Exercise text =>
The vast majority of the complaints that I hear from development teams about standups is that they last too long. And that immediately triggers a suspicion in my mind that they’re simply not doing them right — or that their teams are too big to effectively work in a Scrum-based environment. A standup should literally last no more than 15 minutes — that’s roughly 2-3 minutes per person on a team of between five and nine people (the recommended min and max for Scrum teams). Any standup that lasts longer than that isn’t really a standup — it’s a status meeting. We focus on the three key questions in our standups for a reason — and put any other topics for discussion on a parking lot to deal with after the standup:
- “What did you do yesterday?” is our check to ensure that our scrum board reflects reality, and to open the door for what’s likely to go into code review or need some QA eyes today.
- “What are you doing today?” is our opportunity to let the team know what’s coming up during the day and offer their help or consideration on the work to be done.
- “Do you have any blockers?” is the most important question, as it’s the cue for the Scrum Master to take action and remove blockers, shift the plan, or otherwise manage around the blocking issue.
If you’re talking about anything other than these three questions, it’s no wonder your standup lasts a half hour, and that people are disconnecting ten minutes in. Take discussions to a “parking lot” and keep only the team members needed to discuss after the standup — let everyone else go. You’ll be surprised, eventually, that the whole team will stick around and be highly engaged on these topics if you’re doing it right.
Who Are the Team Members Looking At?
One of the key takeaways from Dave’s presentation was that we often focus on the wrong things when we’re assessing how well our standups are performing — we focus on whether we’re answering the three questions, whether we’re going over time, or whether we’re identifying blocking issues before they threaten the sprint commitment. But Dave posited a far more important measure of whether we’re really having good standups or not — when a team member is giving their update, check to see who they’re looking at. If the team member is engaging with other members of the team, loooking around and making eye contact with other members who might need information or who could provide assistance, then you’re doing the standup right. If, however, each team member in turn looks at the scrum master and their notes, and gives a rote recitation of their answers to the “three questions” then there’s a good chance that you’re doing it wrong. Standups are not about the scrum master collecting updates — that’s a secondary function that naturally falls out from the primary goal. The primary goal of a standup is that the team members are engaging with each other, creating a supportive and collaborative environment so that they can all meet their team’s sprint commitment. Scrum teams are not comprised of individuals who all work on their own things and then come together every day for updates — they’re supposed to be collaborative environments where everyone is working together toward the same goal! If your standup doesn’t represent this view, it’s time to take a second look.

Exercises to complete =>
(a) In the text on standup meetings, why is "Do you have any blockers?" called the most important of the three questions? Answer in one to three sentences.
(b) Translate this sentence from the text on standup meetings into Spanish: "Any standup that lasts longer than that isn’t really a standup — it’s a status meeting."
(c) Write the next part of the text on standup meetings, picking up after its final sentence.

Material supplied =>
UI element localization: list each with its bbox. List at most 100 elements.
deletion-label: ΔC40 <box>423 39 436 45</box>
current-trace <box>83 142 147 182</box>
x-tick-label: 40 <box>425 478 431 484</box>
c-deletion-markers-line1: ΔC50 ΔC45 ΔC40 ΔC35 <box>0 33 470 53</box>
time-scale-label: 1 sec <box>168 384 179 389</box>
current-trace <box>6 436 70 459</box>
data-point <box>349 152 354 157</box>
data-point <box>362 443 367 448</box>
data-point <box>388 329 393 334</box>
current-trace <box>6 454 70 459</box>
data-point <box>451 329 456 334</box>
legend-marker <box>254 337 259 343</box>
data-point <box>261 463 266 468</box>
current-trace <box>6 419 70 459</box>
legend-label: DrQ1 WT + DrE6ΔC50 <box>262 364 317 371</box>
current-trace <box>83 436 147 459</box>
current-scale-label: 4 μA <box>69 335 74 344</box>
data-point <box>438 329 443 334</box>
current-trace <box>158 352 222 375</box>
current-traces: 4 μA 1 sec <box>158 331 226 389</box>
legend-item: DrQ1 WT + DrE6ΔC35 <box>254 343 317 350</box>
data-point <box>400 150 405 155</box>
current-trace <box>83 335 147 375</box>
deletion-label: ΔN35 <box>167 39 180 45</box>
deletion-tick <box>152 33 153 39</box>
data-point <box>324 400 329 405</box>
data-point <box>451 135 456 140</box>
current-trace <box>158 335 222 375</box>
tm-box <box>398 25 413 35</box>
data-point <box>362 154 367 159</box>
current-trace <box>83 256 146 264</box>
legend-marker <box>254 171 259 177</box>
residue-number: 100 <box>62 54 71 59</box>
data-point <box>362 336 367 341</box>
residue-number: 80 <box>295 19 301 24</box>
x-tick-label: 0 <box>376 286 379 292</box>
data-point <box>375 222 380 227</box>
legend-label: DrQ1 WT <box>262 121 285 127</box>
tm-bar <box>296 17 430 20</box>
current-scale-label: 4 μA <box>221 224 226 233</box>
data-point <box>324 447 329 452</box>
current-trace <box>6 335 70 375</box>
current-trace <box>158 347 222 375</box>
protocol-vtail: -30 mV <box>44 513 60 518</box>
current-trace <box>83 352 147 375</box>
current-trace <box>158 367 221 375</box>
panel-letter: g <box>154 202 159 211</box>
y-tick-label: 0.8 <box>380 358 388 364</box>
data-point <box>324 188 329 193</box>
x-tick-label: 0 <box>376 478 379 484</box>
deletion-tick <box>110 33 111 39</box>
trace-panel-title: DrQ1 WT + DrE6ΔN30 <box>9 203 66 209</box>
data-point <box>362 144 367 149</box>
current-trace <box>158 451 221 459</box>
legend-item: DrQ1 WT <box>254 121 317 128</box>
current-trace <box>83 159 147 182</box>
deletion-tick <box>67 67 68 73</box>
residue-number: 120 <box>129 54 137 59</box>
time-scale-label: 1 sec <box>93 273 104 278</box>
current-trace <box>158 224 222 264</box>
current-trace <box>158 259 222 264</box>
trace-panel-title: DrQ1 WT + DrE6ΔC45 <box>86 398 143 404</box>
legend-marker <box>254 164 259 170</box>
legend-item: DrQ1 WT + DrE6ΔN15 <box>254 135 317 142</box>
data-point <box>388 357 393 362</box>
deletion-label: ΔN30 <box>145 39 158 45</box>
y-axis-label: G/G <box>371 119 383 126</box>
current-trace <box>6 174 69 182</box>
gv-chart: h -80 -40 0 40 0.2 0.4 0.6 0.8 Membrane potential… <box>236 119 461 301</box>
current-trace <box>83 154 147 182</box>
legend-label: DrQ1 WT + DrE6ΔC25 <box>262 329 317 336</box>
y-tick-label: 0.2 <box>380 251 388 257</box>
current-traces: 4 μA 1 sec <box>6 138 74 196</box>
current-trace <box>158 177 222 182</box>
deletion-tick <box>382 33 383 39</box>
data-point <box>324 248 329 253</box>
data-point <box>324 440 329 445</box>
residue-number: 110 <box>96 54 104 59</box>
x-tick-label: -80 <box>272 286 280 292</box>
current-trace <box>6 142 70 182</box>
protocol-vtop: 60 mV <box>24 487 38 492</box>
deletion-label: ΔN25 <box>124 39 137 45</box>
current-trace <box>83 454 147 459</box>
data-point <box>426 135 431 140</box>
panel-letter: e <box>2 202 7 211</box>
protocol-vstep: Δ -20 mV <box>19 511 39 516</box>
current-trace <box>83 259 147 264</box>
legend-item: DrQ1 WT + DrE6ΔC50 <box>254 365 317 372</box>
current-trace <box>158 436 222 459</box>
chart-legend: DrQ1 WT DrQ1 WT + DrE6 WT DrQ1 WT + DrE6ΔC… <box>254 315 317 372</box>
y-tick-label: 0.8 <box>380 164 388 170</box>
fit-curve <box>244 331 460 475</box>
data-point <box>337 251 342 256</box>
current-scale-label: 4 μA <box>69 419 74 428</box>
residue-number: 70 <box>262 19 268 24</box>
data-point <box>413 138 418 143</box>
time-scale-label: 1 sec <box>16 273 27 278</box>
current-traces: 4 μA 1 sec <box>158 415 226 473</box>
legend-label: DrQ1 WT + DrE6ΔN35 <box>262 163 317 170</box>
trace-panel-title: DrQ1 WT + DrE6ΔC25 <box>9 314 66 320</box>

Responses by task =>
(a) It is the most important because it prompts the Scrum Master to act. The Scrum Master can then remove the blockers, change the plan, or otherwise work around the blocking issue.

(b) Cualquier standup que dure más que eso no es realmente un standup: es una reunión de estado.

(c)
Standups Are an “Invitation to Collaborate!”
All of these points boil down to one simple mantra — standups are not supposed to be rote recitation status reports; we can get those in so many other ways that are far more effective and less intrusive. Rather, standups should be an “invitation to collaborate” amongst the team members. If someone is working on a user story that another person knows certain architectural details about, that person should offer to help. If someone is struggling with a bug that another person thinks is related to work they’ve done before, that person should offer to help. As a story is nearing completion, QA should offer to sit down with the developer to see if they can proactively find any issues with the code or user behavior. When we treat standups as just another status update, and solely focus on whether we’re answering the “three questions”, we’re missing the most important component of Scrum as an Agile practice — engagement within the team as they work together to reach their commitment!